CHALLENGE
Write every record out again exactly as given.

DATASET RECORDS

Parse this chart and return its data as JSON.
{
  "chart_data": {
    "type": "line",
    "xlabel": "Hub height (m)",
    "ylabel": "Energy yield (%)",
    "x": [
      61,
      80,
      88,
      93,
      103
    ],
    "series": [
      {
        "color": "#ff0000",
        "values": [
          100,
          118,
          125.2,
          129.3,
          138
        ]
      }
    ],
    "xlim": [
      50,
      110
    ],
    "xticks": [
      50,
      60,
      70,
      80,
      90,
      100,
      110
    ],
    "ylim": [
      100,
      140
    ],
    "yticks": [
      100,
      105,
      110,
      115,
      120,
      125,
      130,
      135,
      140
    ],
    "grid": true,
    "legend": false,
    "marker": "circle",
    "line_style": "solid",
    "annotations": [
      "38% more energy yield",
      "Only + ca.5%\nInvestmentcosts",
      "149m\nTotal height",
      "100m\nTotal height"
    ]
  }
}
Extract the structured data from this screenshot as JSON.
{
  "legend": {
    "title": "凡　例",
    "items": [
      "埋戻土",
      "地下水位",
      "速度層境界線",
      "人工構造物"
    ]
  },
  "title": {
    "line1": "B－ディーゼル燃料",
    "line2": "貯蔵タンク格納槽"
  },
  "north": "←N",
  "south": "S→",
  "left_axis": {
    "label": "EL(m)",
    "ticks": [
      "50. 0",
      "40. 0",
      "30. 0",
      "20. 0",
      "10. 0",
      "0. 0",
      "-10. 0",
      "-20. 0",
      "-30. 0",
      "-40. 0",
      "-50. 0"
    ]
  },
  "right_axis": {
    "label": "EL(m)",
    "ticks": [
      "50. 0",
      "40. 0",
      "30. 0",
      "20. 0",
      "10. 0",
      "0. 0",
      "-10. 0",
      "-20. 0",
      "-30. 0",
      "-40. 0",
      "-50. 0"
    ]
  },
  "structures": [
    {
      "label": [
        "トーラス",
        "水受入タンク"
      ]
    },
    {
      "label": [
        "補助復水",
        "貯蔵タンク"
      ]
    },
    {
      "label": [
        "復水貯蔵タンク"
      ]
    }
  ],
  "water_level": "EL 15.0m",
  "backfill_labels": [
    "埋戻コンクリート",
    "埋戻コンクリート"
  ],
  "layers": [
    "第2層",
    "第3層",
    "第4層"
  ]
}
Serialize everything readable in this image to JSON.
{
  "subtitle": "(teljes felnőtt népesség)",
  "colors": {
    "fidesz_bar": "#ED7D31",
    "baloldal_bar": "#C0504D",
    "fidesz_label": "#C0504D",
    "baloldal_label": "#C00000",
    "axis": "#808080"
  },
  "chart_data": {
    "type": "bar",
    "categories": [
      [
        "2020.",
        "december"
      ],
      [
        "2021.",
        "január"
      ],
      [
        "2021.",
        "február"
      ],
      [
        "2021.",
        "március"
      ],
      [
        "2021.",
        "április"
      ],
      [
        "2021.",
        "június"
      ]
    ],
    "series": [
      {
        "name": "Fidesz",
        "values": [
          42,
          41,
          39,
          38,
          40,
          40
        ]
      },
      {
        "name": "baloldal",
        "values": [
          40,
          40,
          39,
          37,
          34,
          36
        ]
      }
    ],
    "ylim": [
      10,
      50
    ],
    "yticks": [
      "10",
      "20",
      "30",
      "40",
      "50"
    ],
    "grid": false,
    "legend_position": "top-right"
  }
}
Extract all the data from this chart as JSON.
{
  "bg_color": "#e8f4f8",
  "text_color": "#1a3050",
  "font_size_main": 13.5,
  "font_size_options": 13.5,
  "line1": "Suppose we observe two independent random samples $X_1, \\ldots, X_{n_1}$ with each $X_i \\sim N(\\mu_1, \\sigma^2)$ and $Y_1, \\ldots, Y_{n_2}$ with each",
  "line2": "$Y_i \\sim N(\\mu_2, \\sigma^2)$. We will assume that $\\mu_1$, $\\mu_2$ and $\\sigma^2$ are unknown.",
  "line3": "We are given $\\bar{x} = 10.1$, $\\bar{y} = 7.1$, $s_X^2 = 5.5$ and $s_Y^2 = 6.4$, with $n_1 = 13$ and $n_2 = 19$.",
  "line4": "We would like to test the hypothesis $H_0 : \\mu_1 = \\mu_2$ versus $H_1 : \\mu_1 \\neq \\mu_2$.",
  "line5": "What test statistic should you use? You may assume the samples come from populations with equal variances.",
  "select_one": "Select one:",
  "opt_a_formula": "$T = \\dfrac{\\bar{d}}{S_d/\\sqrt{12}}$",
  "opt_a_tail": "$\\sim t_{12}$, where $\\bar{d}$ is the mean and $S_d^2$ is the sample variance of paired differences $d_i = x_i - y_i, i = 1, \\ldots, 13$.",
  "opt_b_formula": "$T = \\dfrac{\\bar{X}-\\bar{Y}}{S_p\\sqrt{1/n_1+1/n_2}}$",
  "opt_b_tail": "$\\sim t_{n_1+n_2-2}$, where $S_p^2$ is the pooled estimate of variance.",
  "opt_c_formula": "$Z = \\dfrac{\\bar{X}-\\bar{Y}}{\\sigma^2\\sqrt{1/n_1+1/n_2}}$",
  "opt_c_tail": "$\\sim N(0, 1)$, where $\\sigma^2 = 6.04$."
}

ANSWER TO THIS TASK
Parse this chart and return its data as JSON.
{
  "chart_data": {
    "type": "line",
    "xlabel": "Hub height (m)",
    "ylabel": "Energy yield (%)",
    "x": [
      61,
      80,
      88,
      93,
      103
    ],
    "series": [
      {
        "color": "#ff0000",
        "values": [
          100,
          118,
          125.2,
          129.3,
          138
        ]
      }
    ],
    "xlim": [
      50,
      110
    ],
    "xticks": [
      50,
      60,
      70,
      80,
      90,
      100,
      110
    ],
    "ylim": [
      100,
      140
    ],
    "yticks": [
      100,
      105,
      110,
      115,
      120,
      125,
      130,
      135,
      140
    ],
    "grid": true,
    "legend": false,
    "marker": "circle",
    "line_style": "solid",
    "annotations": [
      "38% more energy yield",
      "Only + ca.5%\nInvestmentcosts",
      "149m\nTotal height",
      "100m\nTotal height"
    ]
  }
}
Extract the structured data from this screenshot as JSON.
{
  "legend": {
    "title": "凡　例",
    "items": [
      "埋戻土",
      "地下水位",
      "速度層境界線",
      "人工構造物"
    ]
  },
  "title": {
    "line1": "B－ディーゼル燃料",
    "line2": "貯蔵タンク格納槽"
  },
  "north": "←N",
  "south": "S→",
  "left_axis": {
    "label": "EL(m)",
    "ticks": [
      "50. 0",
      "40. 0",
      "30. 0",
      "20. 0",
      "10. 0",
      "0. 0",
      "-10. 0",
      "-20. 0",
      "-30. 0",
      "-40. 0",
      "-50. 0"
    ]
  },
  "right_axis": {
    "label": "EL(m)",
    "ticks": [
      "50. 0",
      "40. 0",
      "30. 0",
      "20. 0",
      "10. 0",
      "0. 0",
      "-10. 0",
      "-20. 0",
      "-30. 0",
      "-40. 0",
      "-50. 0"
    ]
  },
  "structures": [
    {
      "label": [
        "トーラス",
        "水受入タンク"
      ]
    },
    {
      "label": [
        "補助復水",
        "貯蔵タンク"
      ]
    },
    {
      "label": [
        "復水貯蔵タンク"
      ]
    }
  ],
  "water_level": "EL 15.0m",
  "backfill_labels": [
    "埋戻コンクリート",
    "埋戻コンクリート"
  ],
  "layers": [
    "第2層",
    "第3層",
    "第4層"
  ]
}
Serialize everything readable in this image to JSON.
{
  "subtitle": "(teljes felnőtt népesség)",
  "colors": {
    "fidesz_bar": "#ED7D31",
    "baloldal_bar": "#C0504D",
    "fidesz_label": "#C0504D",
    "baloldal_label": "#C00000",
    "axis": "#808080"
  },
  "chart_data": {
    "type": "bar",
    "categories": [
      [
        "2020.",
        "december"
      ],
      [
        "2021.",
        "január"
      ],
      [
        "2021.",
        "február"
      ],
      [
        "2021.",
        "március"
      ],
      [
        "2021.",
        "április"
      ],
      [
        "2021.",
        "június"
      ]
    ],
    "series": [
      {
        "name": "Fidesz",
        "values": [
          42,
          41,
          39,
          38,
          40,
          40
        ]
      },
      {
        "name": "baloldal",
        "values": [
          40,
          40,
          39,
          37,
          34,
          36
        ]
      }
    ],
    "ylim": [
      10,
      50
    ],
    "yticks": [
      "10",
      "20",
      "30",
      "40",
      "50"
    ],
    "grid": false,
    "legend_position": "top-right"
  }
}
Extract all the data from this chart as JSON.
{
  "bg_color": "#e8f4f8",
  "text_color": "#1a3050",
  "font_size_main": 13.5,
  "font_size_options": 13.5,
  "line1": "Suppose we observe two independent random samples $X_1, \\ldots, X_{n_1}$ with each $X_i \\sim N(\\mu_1, \\sigma^2)$ and $Y_1, \\ldots, Y_{n_2}$ with each",
  "line2": "$Y_i \\sim N(\\mu_2, \\sigma^2)$. We will assume that $\\mu_1$, $\\mu_2$ and $\\sigma^2$ are unknown.",
  "line3": "We are given $\\bar{x} = 10.1$, $\\bar{y} = 7.1$, $s_X^2 = 5.5$ and $s_Y^2 = 6.4$, with $n_1 = 13$ and $n_2 = 19$.",
  "line4": "We would like to test the hypothesis $H_0 : \\mu_1 = \\mu_2$ versus $H_1 : \\mu_1 \\neq \\mu_2$.",
  "line5": "What test statistic should you use? You may assume the samples come from populations with equal variances.",
  "select_one": "Select one:",
  "opt_a_formula": "$T = \\dfrac{\\bar{d}}{S_d/\\sqrt{12}}$",
  "opt_a_tail": "$\\sim t_{12}$, where $\\bar{d}$ is the mean and $S_d^2$ is the sample variance of paired differences $d_i = x_i - y_i, i = 1, \\ldots, 13$.",
  "opt_b_formula": "$T = \\dfrac{\\bar{X}-\\bar{Y}}{S_p\\sqrt{1/n_1+1/n_2}}$",
  "opt_b_tail": "$\\sim t_{n_1+n_2-2}$, where $S_p^2$ is the pooled estimate of variance.",
  "opt_c_formula": "$Z = \\dfrac{\\bar{X}-\\bar{Y}}{\\sigma^2\\sqrt{1/n_1+1/n_2}}$",
  "opt_c_tail": "$\\sim N(0, 1)$, where $\\sigma^2 = 6.04$."
}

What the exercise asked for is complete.